(Data items)
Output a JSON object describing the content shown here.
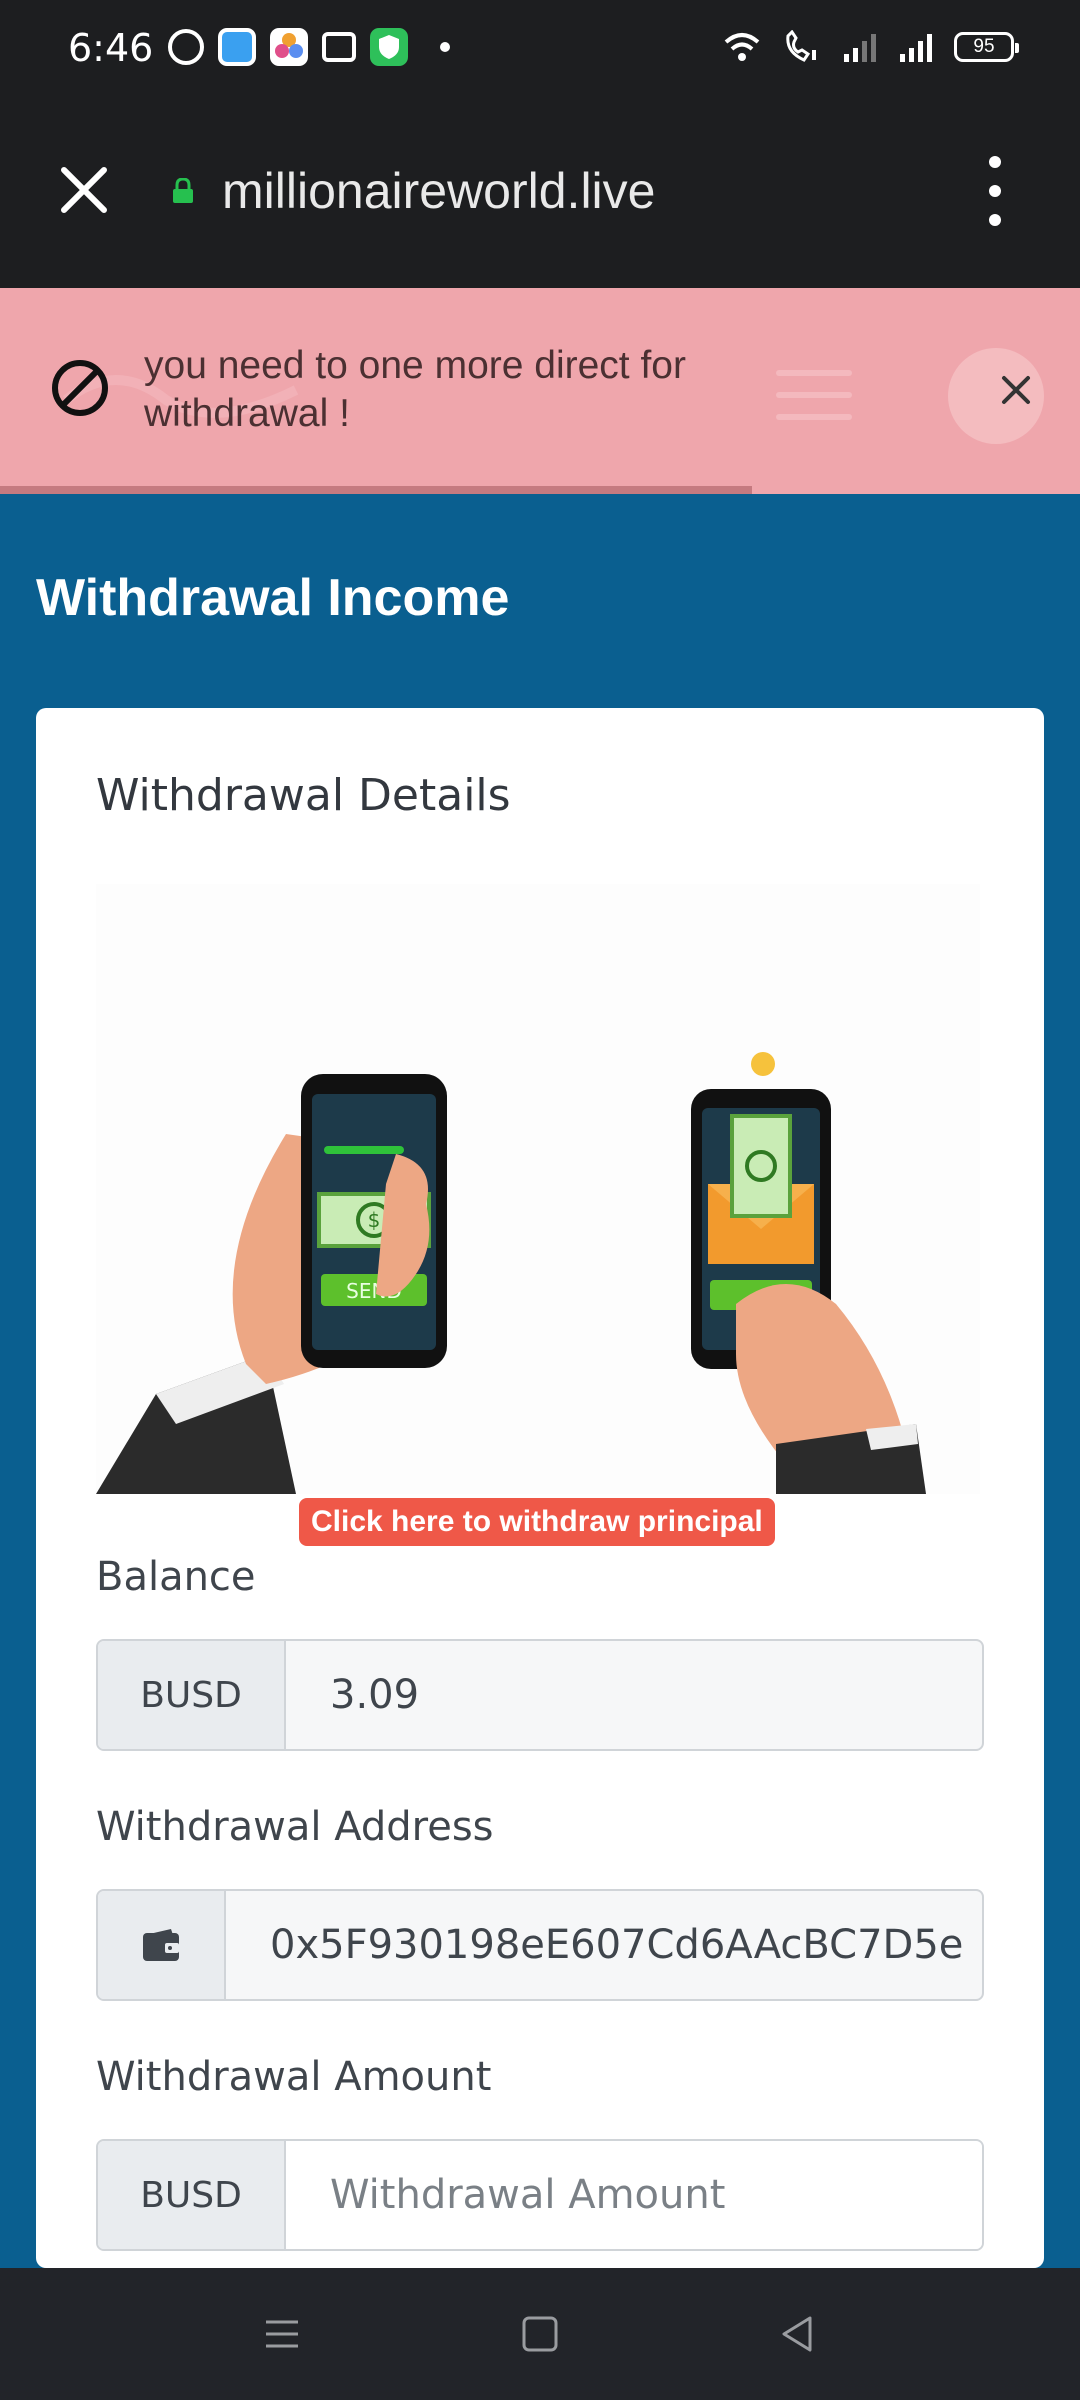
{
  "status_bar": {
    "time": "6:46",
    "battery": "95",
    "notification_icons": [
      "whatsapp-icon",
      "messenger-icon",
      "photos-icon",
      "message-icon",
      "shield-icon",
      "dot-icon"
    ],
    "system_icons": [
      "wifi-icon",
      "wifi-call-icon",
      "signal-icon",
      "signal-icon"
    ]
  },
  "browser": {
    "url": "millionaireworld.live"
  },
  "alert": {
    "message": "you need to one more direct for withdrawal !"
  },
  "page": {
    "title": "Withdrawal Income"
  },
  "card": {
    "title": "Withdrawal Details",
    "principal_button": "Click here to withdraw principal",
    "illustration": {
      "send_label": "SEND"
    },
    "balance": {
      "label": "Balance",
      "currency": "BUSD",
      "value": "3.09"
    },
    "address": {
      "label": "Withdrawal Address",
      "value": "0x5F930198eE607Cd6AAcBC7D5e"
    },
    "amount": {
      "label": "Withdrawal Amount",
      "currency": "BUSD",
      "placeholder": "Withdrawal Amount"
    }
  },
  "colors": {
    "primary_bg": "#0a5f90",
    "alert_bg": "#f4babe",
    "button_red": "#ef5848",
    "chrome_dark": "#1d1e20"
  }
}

▶ **WORK TO BE COMPLETED**
Quote everything in the listing above exactly; pictures are the only thing to omit.

▶ **RESPONSE FOR THIS EXERCISE**
Output a JSON object describing the content shown here.
{
  "status_bar": {
    "time": "6:46",
    "battery": "95",
    "notification_icons": [
      "whatsapp-icon",
      "messenger-icon",
      "photos-icon",
      "message-icon",
      "shield-icon",
      "dot-icon"
    ],
    "system_icons": [
      "wifi-icon",
      "wifi-call-icon",
      "signal-icon",
      "signal-icon"
    ]
  },
  "browser": {
    "url": "millionaireworld.live"
  },
  "alert": {
    "message": "you need to one more direct for withdrawal !"
  },
  "page": {
    "title": "Withdrawal Income"
  },
  "card": {
    "title": "Withdrawal Details",
    "principal_button": "Click here to withdraw principal",
    "illustration": {
      "send_label": "SEND"
    },
    "balance": {
      "label": "Balance",
      "currency": "BUSD",
      "value": "3.09"
    },
    "address": {
      "label": "Withdrawal Address",
      "value": "0x5F930198eE607Cd6AAcBC7D5e"
    },
    "amount": {
      "label": "Withdrawal Amount",
      "currency": "BUSD",
      "placeholder": "Withdrawal Amount"
    }
  },
  "colors": {
    "primary_bg": "#0a5f90",
    "alert_bg": "#f4babe",
    "button_red": "#ef5848",
    "chrome_dark": "#1d1e20"
  }
}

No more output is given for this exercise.